-- start Records --

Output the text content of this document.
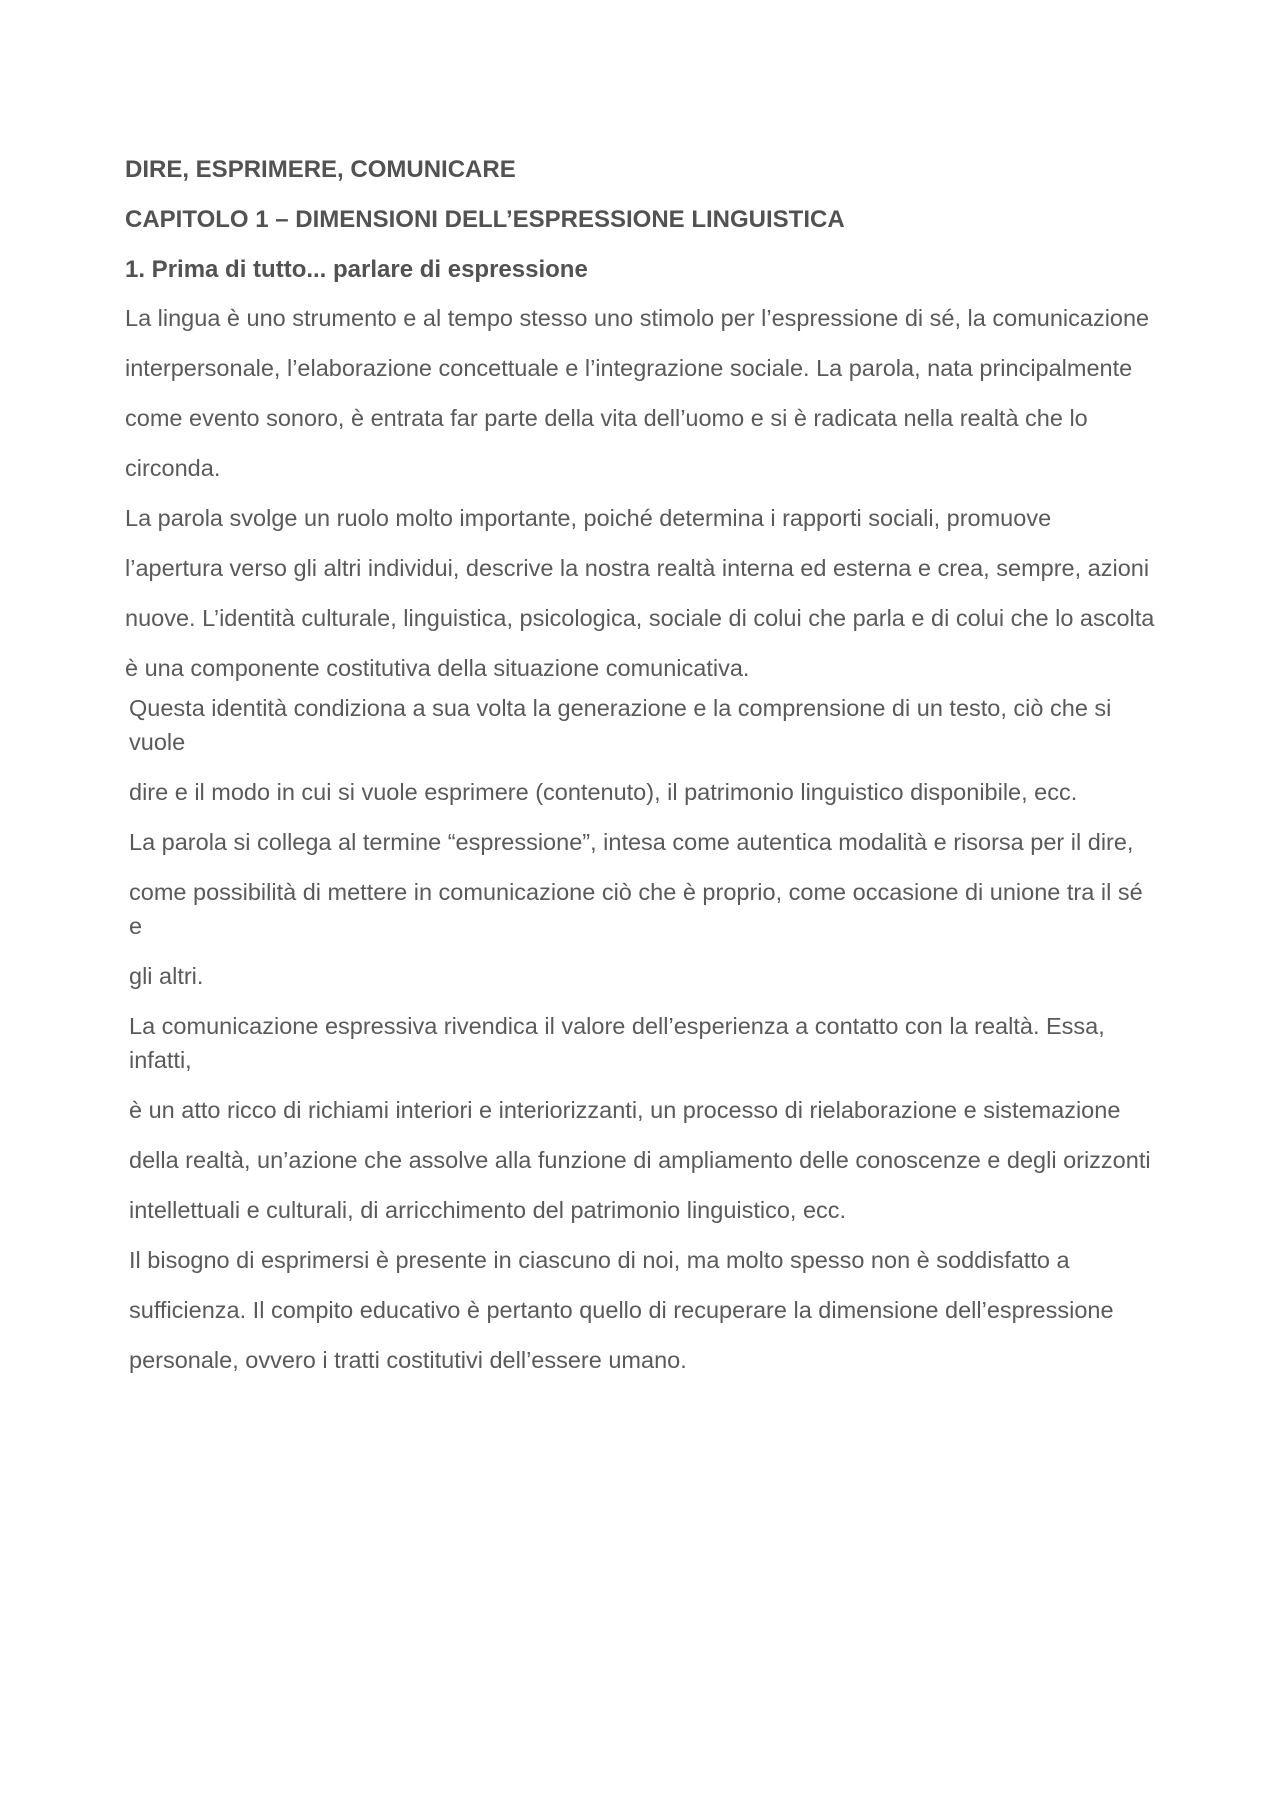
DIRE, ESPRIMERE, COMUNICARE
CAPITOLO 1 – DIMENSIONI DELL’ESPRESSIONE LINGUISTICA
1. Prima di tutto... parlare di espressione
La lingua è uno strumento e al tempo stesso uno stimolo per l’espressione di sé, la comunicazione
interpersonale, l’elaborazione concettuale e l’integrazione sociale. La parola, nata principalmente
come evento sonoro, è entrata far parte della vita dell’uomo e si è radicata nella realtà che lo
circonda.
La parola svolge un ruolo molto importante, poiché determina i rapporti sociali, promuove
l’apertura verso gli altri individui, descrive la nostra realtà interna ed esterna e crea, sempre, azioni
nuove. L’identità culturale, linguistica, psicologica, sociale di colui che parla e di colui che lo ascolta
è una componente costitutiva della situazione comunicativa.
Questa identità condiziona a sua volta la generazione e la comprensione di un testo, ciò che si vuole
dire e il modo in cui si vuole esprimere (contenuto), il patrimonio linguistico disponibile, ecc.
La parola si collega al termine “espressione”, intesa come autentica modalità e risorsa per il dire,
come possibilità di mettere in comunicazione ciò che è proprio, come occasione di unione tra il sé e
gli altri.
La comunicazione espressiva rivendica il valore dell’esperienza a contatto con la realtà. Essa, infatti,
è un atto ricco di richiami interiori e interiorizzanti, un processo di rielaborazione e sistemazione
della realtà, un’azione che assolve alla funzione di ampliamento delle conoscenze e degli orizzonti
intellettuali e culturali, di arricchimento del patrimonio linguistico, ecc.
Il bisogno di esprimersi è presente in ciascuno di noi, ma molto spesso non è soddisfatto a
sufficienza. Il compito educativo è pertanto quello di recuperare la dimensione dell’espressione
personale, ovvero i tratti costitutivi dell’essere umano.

-- end Records --
-- start Records --

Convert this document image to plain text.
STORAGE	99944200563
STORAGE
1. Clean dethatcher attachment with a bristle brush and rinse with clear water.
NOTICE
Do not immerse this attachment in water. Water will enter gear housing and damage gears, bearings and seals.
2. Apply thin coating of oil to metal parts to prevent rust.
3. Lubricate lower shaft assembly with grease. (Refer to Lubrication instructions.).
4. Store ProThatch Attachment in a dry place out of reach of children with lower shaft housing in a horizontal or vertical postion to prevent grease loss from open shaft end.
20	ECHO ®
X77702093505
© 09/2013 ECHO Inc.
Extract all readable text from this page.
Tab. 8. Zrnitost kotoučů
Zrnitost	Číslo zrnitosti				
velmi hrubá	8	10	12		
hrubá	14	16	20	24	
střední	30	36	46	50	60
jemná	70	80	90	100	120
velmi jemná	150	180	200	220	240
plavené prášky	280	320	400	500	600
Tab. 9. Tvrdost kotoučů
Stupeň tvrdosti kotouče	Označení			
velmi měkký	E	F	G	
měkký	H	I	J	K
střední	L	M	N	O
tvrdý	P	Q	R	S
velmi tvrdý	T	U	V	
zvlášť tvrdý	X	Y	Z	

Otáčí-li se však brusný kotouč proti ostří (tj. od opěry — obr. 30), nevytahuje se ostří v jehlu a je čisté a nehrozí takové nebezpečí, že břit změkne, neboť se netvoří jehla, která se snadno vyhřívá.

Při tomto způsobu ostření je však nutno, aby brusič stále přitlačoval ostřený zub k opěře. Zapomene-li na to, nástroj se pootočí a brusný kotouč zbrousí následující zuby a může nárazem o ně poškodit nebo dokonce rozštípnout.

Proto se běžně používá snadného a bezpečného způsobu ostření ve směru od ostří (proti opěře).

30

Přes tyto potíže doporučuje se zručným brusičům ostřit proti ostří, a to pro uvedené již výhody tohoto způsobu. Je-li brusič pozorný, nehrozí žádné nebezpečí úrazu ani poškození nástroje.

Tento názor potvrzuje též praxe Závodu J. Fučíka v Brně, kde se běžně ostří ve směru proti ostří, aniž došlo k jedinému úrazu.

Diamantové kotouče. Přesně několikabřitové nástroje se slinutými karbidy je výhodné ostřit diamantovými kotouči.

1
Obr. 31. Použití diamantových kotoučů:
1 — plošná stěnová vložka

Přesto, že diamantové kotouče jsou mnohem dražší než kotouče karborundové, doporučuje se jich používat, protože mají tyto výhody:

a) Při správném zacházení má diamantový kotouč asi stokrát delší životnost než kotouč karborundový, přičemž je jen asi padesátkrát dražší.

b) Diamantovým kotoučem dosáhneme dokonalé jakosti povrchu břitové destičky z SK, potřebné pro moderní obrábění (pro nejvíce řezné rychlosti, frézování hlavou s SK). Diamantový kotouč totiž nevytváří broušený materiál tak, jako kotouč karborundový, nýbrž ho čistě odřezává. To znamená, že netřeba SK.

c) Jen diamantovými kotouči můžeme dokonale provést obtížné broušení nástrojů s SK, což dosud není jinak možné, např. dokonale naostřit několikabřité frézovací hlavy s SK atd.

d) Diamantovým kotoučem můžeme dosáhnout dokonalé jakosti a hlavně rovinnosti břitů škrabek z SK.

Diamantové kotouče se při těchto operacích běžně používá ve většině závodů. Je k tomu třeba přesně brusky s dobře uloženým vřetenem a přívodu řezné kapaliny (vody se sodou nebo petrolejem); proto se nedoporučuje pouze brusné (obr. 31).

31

-- end Records --
-- start Records --

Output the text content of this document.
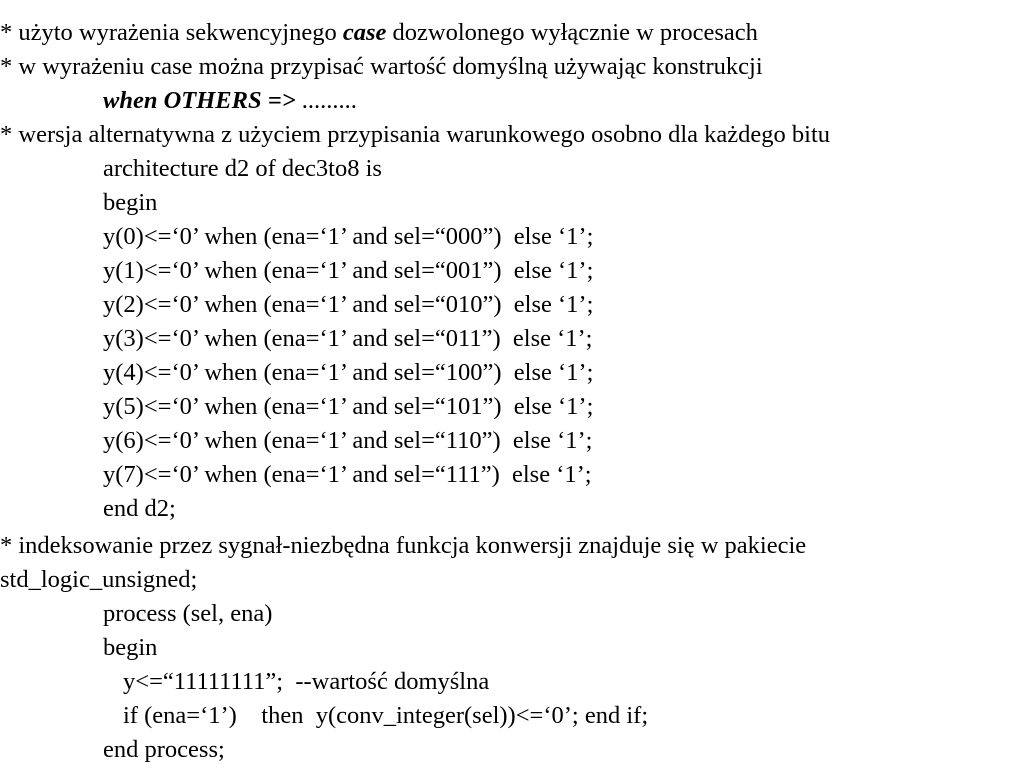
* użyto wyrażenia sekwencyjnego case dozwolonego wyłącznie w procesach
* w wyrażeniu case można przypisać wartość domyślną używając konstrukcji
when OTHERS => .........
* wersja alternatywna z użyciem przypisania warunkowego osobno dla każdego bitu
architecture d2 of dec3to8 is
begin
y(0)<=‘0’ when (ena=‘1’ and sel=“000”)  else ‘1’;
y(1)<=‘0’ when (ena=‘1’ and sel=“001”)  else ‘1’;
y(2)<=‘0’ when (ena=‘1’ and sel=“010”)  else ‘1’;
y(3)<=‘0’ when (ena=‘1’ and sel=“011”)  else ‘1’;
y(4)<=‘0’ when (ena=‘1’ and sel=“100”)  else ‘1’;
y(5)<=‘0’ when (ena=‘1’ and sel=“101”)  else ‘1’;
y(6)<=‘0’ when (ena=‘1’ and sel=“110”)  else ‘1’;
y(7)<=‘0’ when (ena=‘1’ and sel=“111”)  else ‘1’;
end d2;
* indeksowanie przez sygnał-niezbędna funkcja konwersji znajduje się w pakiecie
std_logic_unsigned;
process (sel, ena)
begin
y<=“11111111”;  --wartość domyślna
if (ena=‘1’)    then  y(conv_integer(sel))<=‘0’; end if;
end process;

-- end Records --

## Problem description
In the entries above, identify each line that includes the string "kotouči", then copy it.

## Answer for the task
Diamantové kotouče. Přesně několikabřitové nástroje se slinutými karbidy je výhodné ostřit diamantovými kotouči.
c) Jen diamantovými kotouči můžeme dokonale provést obtížné broušení nástrojů s SK, což dosud není jinak možné, např. dokonale naostřit několikabřité frézovací hlavy s SK atd.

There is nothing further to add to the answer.